§ Instruction:
Make an exact copy of all the records.

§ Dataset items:
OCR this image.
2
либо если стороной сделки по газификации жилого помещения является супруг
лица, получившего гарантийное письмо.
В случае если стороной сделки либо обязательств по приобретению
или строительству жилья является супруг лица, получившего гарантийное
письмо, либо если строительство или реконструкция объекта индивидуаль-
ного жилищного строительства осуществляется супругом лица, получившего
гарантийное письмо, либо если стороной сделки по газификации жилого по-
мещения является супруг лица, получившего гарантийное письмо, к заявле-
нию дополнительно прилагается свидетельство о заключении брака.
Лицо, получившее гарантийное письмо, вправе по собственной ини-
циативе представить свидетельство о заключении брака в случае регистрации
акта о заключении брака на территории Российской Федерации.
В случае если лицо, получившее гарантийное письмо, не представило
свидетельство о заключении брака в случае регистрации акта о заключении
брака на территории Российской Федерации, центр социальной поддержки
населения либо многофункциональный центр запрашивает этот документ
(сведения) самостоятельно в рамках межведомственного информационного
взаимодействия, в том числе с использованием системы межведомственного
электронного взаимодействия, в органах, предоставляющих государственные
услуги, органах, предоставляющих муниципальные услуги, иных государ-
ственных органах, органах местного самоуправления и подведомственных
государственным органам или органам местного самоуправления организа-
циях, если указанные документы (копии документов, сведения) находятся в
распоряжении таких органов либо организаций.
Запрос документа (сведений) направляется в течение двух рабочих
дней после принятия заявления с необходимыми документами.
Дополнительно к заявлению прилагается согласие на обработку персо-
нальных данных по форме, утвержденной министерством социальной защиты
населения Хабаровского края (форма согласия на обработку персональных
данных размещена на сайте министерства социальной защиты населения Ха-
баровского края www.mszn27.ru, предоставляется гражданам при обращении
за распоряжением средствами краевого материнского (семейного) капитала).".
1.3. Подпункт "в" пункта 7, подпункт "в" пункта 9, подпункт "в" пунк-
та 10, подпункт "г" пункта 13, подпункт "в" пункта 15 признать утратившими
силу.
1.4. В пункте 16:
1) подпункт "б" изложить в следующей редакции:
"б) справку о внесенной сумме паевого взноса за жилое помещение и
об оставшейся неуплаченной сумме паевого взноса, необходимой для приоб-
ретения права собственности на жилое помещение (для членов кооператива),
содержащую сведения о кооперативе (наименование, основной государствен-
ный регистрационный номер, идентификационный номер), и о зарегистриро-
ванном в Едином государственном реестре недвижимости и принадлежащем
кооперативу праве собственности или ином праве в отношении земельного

§ Output of the task:
OCR this image.
2
либо если стороной сделки по газификации жилого помещения является супруг
лица, получившего гарантийное письмо.
В случае если стороной сделки либо обязательств по приобретению
или строительству жилья является супруг лица, получившего гарантийное
письмо, либо если строительство или реконструкция объекта индивидуаль-
ного жилищного строительства осуществляется супругом лица, получившего
гарантийное письмо, либо если стороной сделки по газификации жилого по-
мещения является супруг лица, получившего гарантийное письмо, к заявле-
нию дополнительно прилагается свидетельство о заключении брака.
Лицо, получившее гарантийное письмо, вправе по собственной ини-
циативе представить свидетельство о заключении брака в случае регистрации
акта о заключении брака на территории Российской Федерации.
В случае если лицо, получившее гарантийное письмо, не представило
свидетельство о заключении брака в случае регистрации акта о заключении
брака на территории Российской Федерации, центр социальной поддержки
населения либо многофункциональный центр запрашивает этот документ
(сведения) самостоятельно в рамках межведомственного информационного
взаимодействия, в том числе с использованием системы межведомственного
электронного взаимодействия, в органах, предоставляющих государственные
услуги, органах, предоставляющих муниципальные услуги, иных государ-
ственных органах, органах местного самоуправления и подведомственных
государственным органам или органам местного самоуправления организа-
циях, если указанные документы (копии документов, сведения) находятся в
распоряжении таких органов либо организаций.
Запрос документа (сведений) направляется в течение двух рабочих
дней после принятия заявления с необходимыми документами.
Дополнительно к заявлению прилагается согласие на обработку персо-
нальных данных по форме, утвержденной министерством социальной защиты
населения Хабаровского края (форма согласия на обработку персональных
данных размещена на сайте министерства социальной защиты населения Ха-
баровского края www.mszn27.ru, предоставляется гражданам при обращении
за распоряжением средствами краевого материнского (семейного) капитала).".
1.3. Подпункт "в" пункта 7, подпункт "в" пункта 9, подпункт "в" пунк-
та 10, подпункт "г" пункта 13, подпункт "в" пункта 15 признать утратившими
силу.
1.4. В пункте 16:
1) подпункт "б" изложить в следующей редакции:
"б) справку о внесенной сумме паевого взноса за жилое помещение и
об оставшейся неуплаченной сумме паевого взноса, необходимой для приоб-
ретения права собственности на жилое помещение (для членов кооператива),
содержащую сведения о кооперативе (наименование, основной государствен-
ный регистрационный номер, идентификационный номер), и о зарегистриро-
ванном в Едином государственном реестре недвижимости и принадлежащем
кооперативу праве собственности или ином праве в отношении земельного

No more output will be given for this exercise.